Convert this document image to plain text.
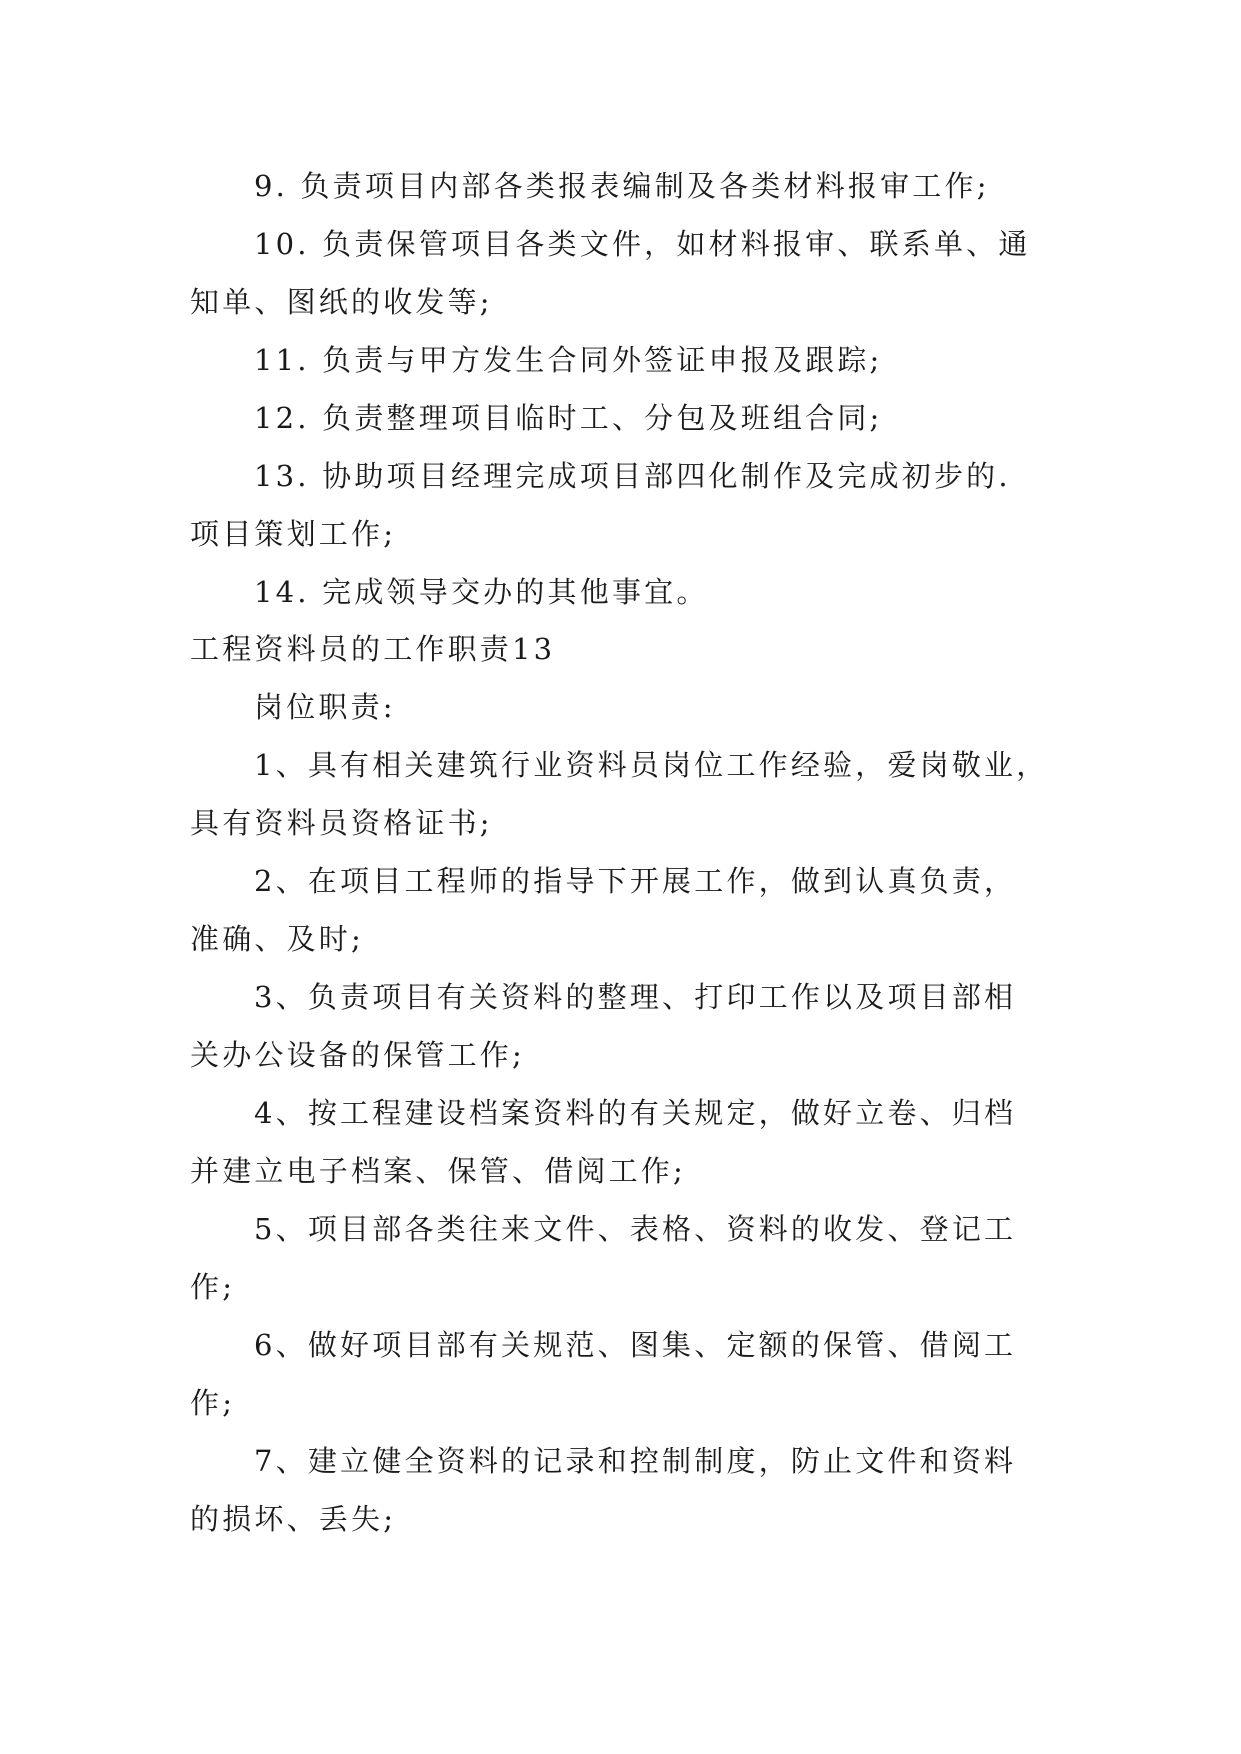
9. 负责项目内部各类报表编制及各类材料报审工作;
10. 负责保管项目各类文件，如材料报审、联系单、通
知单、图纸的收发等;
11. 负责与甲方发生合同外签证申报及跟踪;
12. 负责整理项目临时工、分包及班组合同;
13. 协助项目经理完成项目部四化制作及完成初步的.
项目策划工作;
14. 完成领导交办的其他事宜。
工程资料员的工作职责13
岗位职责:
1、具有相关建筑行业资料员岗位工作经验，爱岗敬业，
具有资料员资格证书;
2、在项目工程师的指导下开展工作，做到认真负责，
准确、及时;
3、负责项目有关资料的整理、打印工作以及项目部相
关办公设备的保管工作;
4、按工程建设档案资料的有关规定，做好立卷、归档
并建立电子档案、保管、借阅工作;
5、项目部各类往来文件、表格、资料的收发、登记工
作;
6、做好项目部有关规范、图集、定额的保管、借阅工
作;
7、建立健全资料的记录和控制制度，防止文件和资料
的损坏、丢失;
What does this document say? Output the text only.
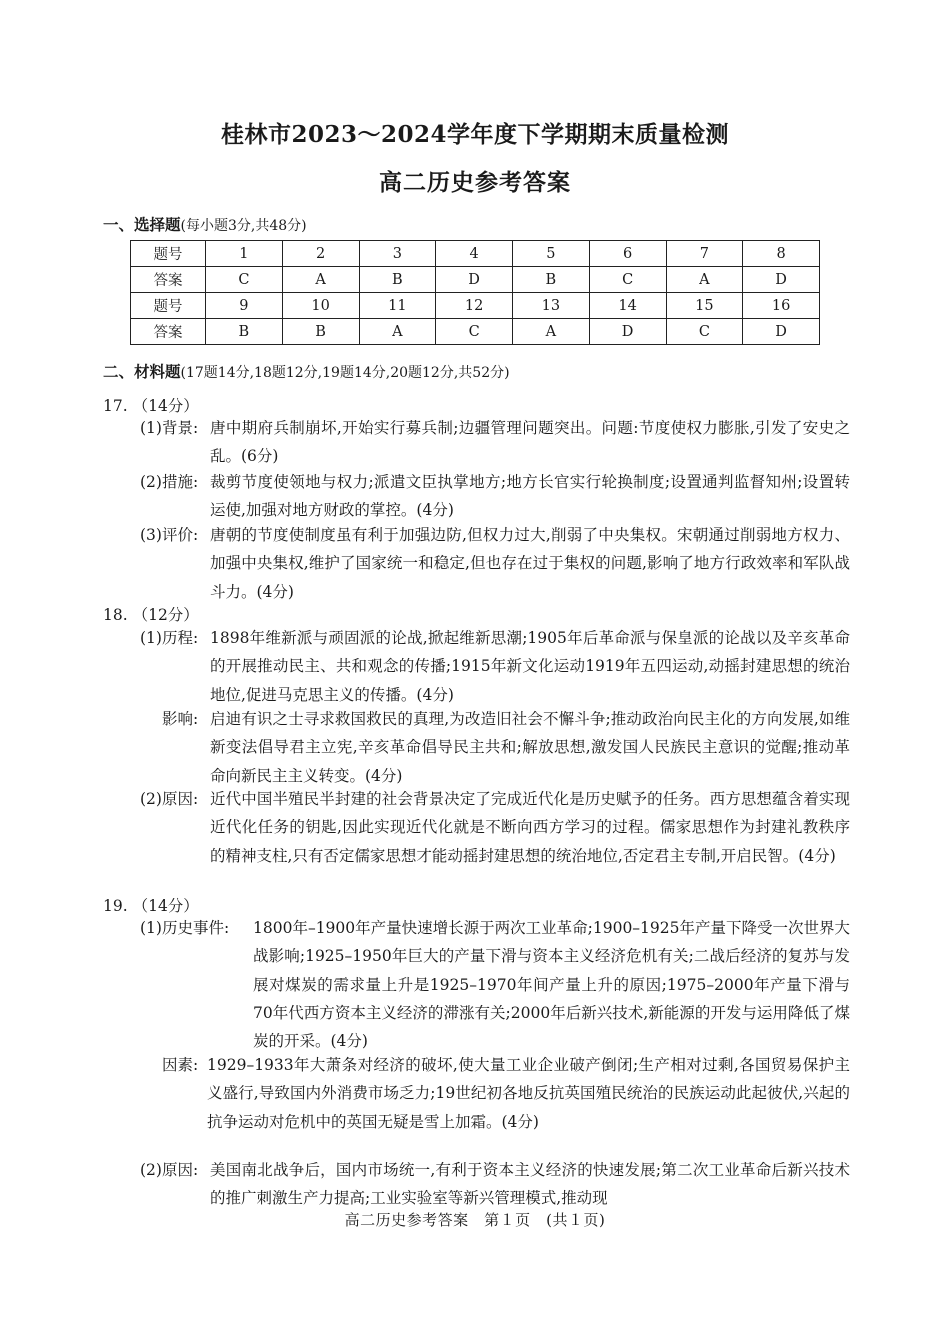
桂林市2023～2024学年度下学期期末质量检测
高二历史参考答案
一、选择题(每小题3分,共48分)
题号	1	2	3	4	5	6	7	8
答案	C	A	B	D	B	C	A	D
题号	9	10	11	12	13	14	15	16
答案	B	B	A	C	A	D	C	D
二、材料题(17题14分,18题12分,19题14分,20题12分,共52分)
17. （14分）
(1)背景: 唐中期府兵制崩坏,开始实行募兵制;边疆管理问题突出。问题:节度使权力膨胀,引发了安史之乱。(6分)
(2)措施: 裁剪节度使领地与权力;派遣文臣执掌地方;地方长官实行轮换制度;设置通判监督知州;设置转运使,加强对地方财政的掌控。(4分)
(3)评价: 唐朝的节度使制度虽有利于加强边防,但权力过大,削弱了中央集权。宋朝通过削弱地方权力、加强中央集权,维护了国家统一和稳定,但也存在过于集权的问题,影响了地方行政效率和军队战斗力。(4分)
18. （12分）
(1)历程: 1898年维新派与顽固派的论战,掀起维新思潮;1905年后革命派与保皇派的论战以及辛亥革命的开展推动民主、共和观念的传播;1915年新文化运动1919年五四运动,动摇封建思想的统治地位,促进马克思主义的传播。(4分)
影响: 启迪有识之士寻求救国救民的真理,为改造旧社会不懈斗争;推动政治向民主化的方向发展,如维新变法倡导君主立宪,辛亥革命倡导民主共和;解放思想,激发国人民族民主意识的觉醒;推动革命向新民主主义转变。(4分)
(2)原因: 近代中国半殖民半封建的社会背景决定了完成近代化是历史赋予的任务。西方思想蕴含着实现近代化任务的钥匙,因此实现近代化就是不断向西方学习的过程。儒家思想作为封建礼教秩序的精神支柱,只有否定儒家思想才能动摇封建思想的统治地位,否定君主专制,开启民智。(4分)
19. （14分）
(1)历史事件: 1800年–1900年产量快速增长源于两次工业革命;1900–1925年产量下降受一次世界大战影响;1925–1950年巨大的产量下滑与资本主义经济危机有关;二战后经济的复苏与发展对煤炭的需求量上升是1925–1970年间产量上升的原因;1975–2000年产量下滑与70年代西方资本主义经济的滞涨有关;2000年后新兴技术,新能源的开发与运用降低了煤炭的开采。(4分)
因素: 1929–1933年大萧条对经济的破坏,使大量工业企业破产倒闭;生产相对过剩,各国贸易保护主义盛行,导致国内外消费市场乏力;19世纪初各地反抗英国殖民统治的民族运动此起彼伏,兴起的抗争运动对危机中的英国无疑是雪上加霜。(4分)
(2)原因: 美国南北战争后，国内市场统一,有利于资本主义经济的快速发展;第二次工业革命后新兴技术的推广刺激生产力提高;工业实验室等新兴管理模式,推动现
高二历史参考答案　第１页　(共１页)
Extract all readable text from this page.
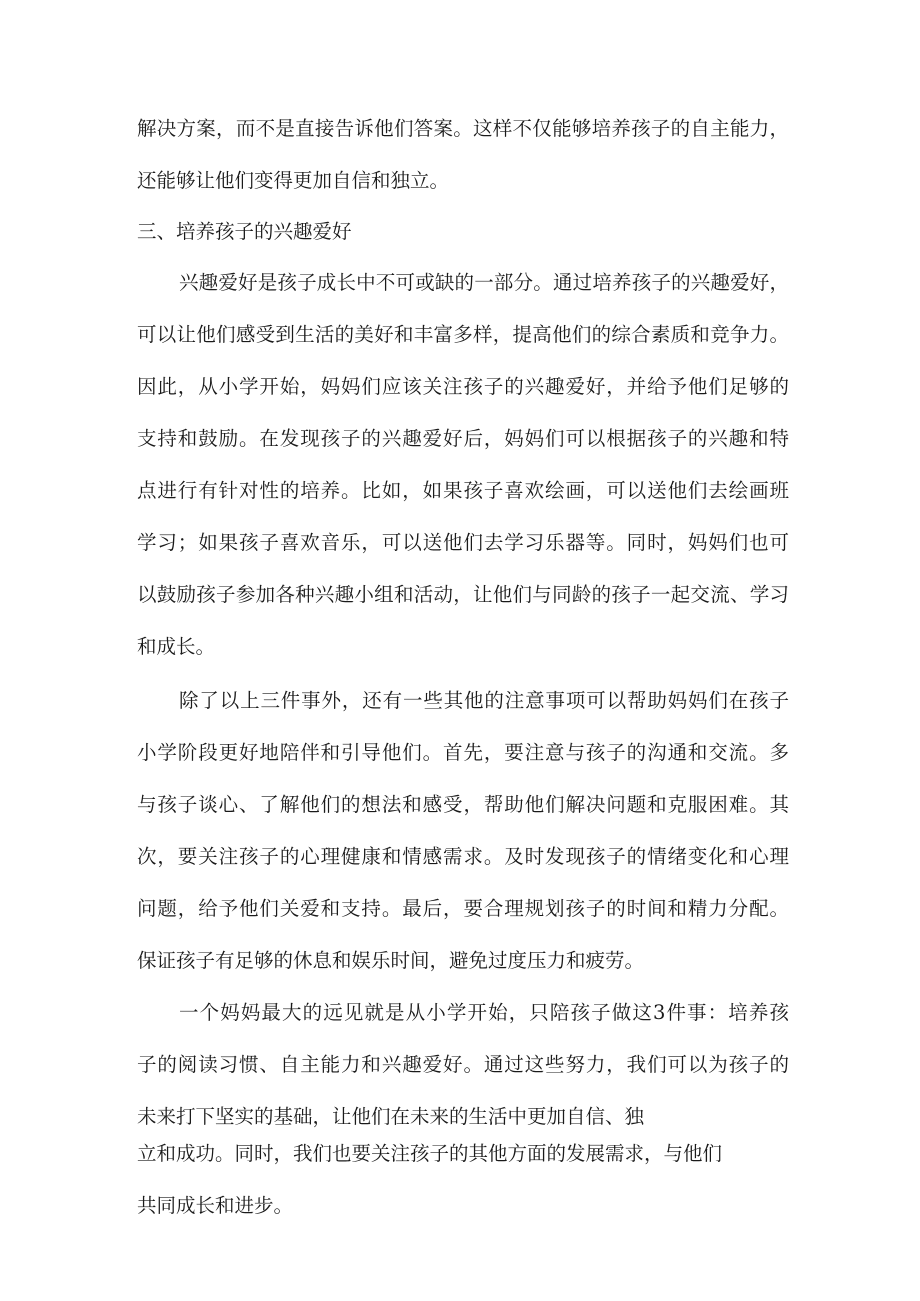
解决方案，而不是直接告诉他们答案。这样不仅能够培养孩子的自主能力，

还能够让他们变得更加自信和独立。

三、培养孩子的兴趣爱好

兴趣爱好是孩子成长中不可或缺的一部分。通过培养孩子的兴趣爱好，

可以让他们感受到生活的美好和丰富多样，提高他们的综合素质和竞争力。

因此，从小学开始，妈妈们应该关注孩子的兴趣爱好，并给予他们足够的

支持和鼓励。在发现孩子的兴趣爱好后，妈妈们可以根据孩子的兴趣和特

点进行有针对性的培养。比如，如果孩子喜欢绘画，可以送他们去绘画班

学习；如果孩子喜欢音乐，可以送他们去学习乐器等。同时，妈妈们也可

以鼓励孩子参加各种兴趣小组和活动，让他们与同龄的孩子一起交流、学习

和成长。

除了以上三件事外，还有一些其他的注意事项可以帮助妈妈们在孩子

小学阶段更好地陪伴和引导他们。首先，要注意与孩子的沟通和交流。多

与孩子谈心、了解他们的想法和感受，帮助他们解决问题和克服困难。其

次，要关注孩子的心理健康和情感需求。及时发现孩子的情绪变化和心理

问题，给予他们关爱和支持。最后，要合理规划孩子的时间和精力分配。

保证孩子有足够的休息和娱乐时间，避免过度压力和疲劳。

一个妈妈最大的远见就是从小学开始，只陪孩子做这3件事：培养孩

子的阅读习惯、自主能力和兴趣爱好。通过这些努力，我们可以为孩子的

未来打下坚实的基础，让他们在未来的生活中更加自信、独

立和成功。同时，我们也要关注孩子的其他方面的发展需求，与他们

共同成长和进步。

### Task prompt
Every entry above should be duplicated exactly. Do not include the images.

### Output for this task
Convert this document image to plain text.
9. 负责项目内部各类报表编制及各类材料报审工作;
10. 负责保管项目各类文件，如材料报审、联系单、通
知单、图纸的收发等;
11. 负责与甲方发生合同外签证申报及跟踪;
12. 负责整理项目临时工、分包及班组合同;
13. 协助项目经理完成项目部四化制作及完成初步的.
项目策划工作;
14. 完成领导交办的其他事宜。
工程资料员的工作职责13
岗位职责:
1、具有相关建筑行业资料员岗位工作经验，爱岗敬业，
具有资料员资格证书;
2、在项目工程师的指导下开展工作，做到认真负责，
准确、及时;
3、负责项目有关资料的整理、打印工作以及项目部相
关办公设备的保管工作;
4、按工程建设档案资料的有关规定，做好立卷、归档
并建立电子档案、保管、借阅工作;
5、项目部各类往来文件、表格、资料的收发、登记工
作;
6、做好项目部有关规范、图集、定额的保管、借阅工
作;
7、建立健全资料的记录和控制制度，防止文件和资料
的损坏、丢失;
What does this document say? Output the text only.
桂林市2023～2024学年度下学期期末质量检测
高二历史参考答案
一、选择题(每小题3分,共48分)
题号	1	2	3	4	5	6	7	8
答案	C	A	B	D	B	C	A	D
题号	9	10	11	12	13	14	15	16
答案	B	B	A	C	A	D	C	D
二、材料题(17题14分,18题12分,19题14分,20题12分,共52分)
17. （14分）
(1)背景: 唐中期府兵制崩坏,开始实行募兵制;边疆管理问题突出。问题:节度使权力膨胀,引发了安史之乱。(6分)
(2)措施: 裁剪节度使领地与权力;派遣文臣执掌地方;地方长官实行轮换制度;设置通判监督知州;设置转运使,加强对地方财政的掌控。(4分)
(3)评价: 唐朝的节度使制度虽有利于加强边防,但权力过大,削弱了中央集权。宋朝通过削弱地方权力、加强中央集权,维护了国家统一和稳定,但也存在过于集权的问题,影响了地方行政效率和军队战斗力。(4分)
18. （12分）
(1)历程: 1898年维新派与顽固派的论战,掀起维新思潮;1905年后革命派与保皇派的论战以及辛亥革命的开展推动民主、共和观念的传播;1915年新文化运动1919年五四运动,动摇封建思想的统治地位,促进马克思主义的传播。(4分)
影响: 启迪有识之士寻求救国救民的真理,为改造旧社会不懈斗争;推动政治向民主化的方向发展,如维新变法倡导君主立宪,辛亥革命倡导民主共和;解放思想,激发国人民族民主意识的觉醒;推动革命向新民主主义转变。(4分)
(2)原因: 近代中国半殖民半封建的社会背景决定了完成近代化是历史赋予的任务。西方思想蕴含着实现近代化任务的钥匙,因此实现近代化就是不断向西方学习的过程。儒家思想作为封建礼教秩序的精神支柱,只有否定儒家思想才能动摇封建思想的统治地位,否定君主专制,开启民智。(4分)
19. （14分）
(1)历史事件: 1800年–1900年产量快速增长源于两次工业革命;1900–1925年产量下降受一次世界大战影响;1925–1950年巨大的产量下滑与资本主义经济危机有关;二战后经济的复苏与发展对煤炭的需求量上升是1925–1970年间产量上升的原因;1975–2000年产量下滑与70年代西方资本主义经济的滞涨有关;2000年后新兴技术,新能源的开发与运用降低了煤炭的开采。(4分)
因素: 1929–1933年大萧条对经济的破坏,使大量工业企业破产倒闭;生产相对过剩,各国贸易保护主义盛行,导致国内外消费市场乏力;19世纪初各地反抗英国殖民统治的民族运动此起彼伏,兴起的抗争运动对危机中的英国无疑是雪上加霜。(4分)
(2)原因: 美国南北战争后，国内市场统一,有利于资本主义经济的快速发展;第二次工业革命后新兴技术的推广刺激生产力提高;工业实验室等新兴管理模式,推动现
高二历史参考答案　第１页　(共１页)
Extract all readable text from this page.
解决方案，而不是直接告诉他们答案。这样不仅能够培养孩子的自主能力，

还能够让他们变得更加自信和独立。

三、培养孩子的兴趣爱好

兴趣爱好是孩子成长中不可或缺的一部分。通过培养孩子的兴趣爱好，

可以让他们感受到生活的美好和丰富多样，提高他们的综合素质和竞争力。

因此，从小学开始，妈妈们应该关注孩子的兴趣爱好，并给予他们足够的

支持和鼓励。在发现孩子的兴趣爱好后，妈妈们可以根据孩子的兴趣和特

点进行有针对性的培养。比如，如果孩子喜欢绘画，可以送他们去绘画班

学习；如果孩子喜欢音乐，可以送他们去学习乐器等。同时，妈妈们也可

以鼓励孩子参加各种兴趣小组和活动，让他们与同龄的孩子一起交流、学习

和成长。

除了以上三件事外，还有一些其他的注意事项可以帮助妈妈们在孩子

小学阶段更好地陪伴和引导他们。首先，要注意与孩子的沟通和交流。多

与孩子谈心、了解他们的想法和感受，帮助他们解决问题和克服困难。其

次，要关注孩子的心理健康和情感需求。及时发现孩子的情绪变化和心理

问题，给予他们关爱和支持。最后，要合理规划孩子的时间和精力分配。

保证孩子有足够的休息和娱乐时间，避免过度压力和疲劳。

一个妈妈最大的远见就是从小学开始，只陪孩子做这3件事：培养孩

子的阅读习惯、自主能力和兴趣爱好。通过这些努力，我们可以为孩子的

未来打下坚实的基础，让他们在未来的生活中更加自信、独

立和成功。同时，我们也要关注孩子的其他方面的发展需求，与他们

共同成长和进步。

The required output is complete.